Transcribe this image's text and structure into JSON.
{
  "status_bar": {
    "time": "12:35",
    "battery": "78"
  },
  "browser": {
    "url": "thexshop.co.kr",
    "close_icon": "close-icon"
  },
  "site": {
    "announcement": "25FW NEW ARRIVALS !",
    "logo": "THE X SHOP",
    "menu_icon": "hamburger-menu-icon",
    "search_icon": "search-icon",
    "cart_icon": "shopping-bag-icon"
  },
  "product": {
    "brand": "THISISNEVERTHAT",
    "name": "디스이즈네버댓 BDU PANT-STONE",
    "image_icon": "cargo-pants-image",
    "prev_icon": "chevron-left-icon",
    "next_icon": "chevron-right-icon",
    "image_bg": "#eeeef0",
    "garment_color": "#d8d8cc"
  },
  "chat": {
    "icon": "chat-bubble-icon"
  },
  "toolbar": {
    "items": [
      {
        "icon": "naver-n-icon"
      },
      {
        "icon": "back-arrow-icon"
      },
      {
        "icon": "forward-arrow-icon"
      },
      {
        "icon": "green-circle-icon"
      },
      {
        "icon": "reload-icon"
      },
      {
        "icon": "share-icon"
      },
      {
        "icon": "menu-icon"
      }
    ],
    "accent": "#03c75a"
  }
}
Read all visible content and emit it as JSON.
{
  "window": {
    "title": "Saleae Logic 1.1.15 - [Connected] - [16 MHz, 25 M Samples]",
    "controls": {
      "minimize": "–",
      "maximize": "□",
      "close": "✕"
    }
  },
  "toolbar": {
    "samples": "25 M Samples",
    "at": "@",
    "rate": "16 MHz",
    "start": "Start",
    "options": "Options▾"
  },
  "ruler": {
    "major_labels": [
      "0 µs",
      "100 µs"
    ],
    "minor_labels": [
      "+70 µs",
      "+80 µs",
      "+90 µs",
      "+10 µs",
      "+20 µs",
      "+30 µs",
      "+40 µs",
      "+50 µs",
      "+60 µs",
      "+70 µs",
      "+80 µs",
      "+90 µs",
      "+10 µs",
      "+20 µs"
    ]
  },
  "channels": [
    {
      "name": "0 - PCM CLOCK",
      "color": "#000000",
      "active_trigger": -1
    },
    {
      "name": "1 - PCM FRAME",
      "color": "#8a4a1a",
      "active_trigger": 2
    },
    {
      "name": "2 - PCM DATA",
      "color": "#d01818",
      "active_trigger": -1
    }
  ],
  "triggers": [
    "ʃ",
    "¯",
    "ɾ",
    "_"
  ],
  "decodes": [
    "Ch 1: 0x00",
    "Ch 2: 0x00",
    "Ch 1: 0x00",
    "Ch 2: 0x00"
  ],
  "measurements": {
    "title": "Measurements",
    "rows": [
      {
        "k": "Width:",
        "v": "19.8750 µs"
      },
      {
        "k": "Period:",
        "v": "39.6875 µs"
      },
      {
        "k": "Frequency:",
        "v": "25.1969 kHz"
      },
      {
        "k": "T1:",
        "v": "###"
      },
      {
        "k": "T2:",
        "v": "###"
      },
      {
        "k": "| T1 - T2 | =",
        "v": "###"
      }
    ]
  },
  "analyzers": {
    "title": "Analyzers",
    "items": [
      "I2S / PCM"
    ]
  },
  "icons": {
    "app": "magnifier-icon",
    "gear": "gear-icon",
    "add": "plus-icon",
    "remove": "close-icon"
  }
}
----
| PROBLEM DESCRIPTION |
Restate the listing in full, word for word.

| SOLUTION TO THIS TASK |
Transcribe this image's text and structure into JSON.
{
  "status_bar": {
    "time": "12:35",
    "battery": "78"
  },
  "browser": {
    "url": "thexshop.co.kr",
    "close_icon": "close-icon"
  },
  "site": {
    "announcement": "25FW NEW ARRIVALS !",
    "logo": "THE X SHOP",
    "menu_icon": "hamburger-menu-icon",
    "search_icon": "search-icon",
    "cart_icon": "shopping-bag-icon"
  },
  "product": {
    "brand": "THISISNEVERTHAT",
    "name": "디스이즈네버댓 BDU PANT-STONE",
    "image_icon": "cargo-pants-image",
    "prev_icon": "chevron-left-icon",
    "next_icon": "chevron-right-icon",
    "image_bg": "#eeeef0",
    "garment_color": "#d8d8cc"
  },
  "chat": {
    "icon": "chat-bubble-icon"
  },
  "toolbar": {
    "items": [
      {
        "icon": "naver-n-icon"
      },
      {
        "icon": "back-arrow-icon"
      },
      {
        "icon": "forward-arrow-icon"
      },
      {
        "icon": "green-circle-icon"
      },
      {
        "icon": "reload-icon"
      },
      {
        "icon": "share-icon"
      },
      {
        "icon": "menu-icon"
      }
    ],
    "accent": "#03c75a"
  }
}
Read all visible content and emit it as JSON.
{
  "window": {
    "title": "Saleae Logic 1.1.15 - [Connected] - [16 MHz, 25 M Samples]",
    "controls": {
      "minimize": "–",
      "maximize": "□",
      "close": "✕"
    }
  },
  "toolbar": {
    "samples": "25 M Samples",
    "at": "@",
    "rate": "16 MHz",
    "start": "Start",
    "options": "Options▾"
  },
  "ruler": {
    "major_labels": [
      "0 µs",
      "100 µs"
    ],
    "minor_labels": [
      "+70 µs",
      "+80 µs",
      "+90 µs",
      "+10 µs",
      "+20 µs",
      "+30 µs",
      "+40 µs",
      "+50 µs",
      "+60 µs",
      "+70 µs",
      "+80 µs",
      "+90 µs",
      "+10 µs",
      "+20 µs"
    ]
  },
  "channels": [
    {
      "name": "0 - PCM CLOCK",
      "color": "#000000",
      "active_trigger": -1
    },
    {
      "name": "1 - PCM FRAME",
      "color": "#8a4a1a",
      "active_trigger": 2
    },
    {
      "name": "2 - PCM DATA",
      "color": "#d01818",
      "active_trigger": -1
    }
  ],
  "triggers": [
    "ʃ",
    "¯",
    "ɾ",
    "_"
  ],
  "decodes": [
    "Ch 1: 0x00",
    "Ch 2: 0x00",
    "Ch 1: 0x00",
    "Ch 2: 0x00"
  ],
  "measurements": {
    "title": "Measurements",
    "rows": [
      {
        "k": "Width:",
        "v": "19.8750 µs"
      },
      {
        "k": "Period:",
        "v": "39.6875 µs"
      },
      {
        "k": "Frequency:",
        "v": "25.1969 kHz"
      },
      {
        "k": "T1:",
        "v": "###"
      },
      {
        "k": "T2:",
        "v": "###"
      },
      {
        "k": "| T1 - T2 | =",
        "v": "###"
      }
    ]
  },
  "analyzers": {
    "title": "Analyzers",
    "items": [
      "I2S / PCM"
    ]
  },
  "icons": {
    "app": "magnifier-icon",
    "gear": "gear-icon",
    "add": "plus-icon",
    "remove": "close-icon"
  }
}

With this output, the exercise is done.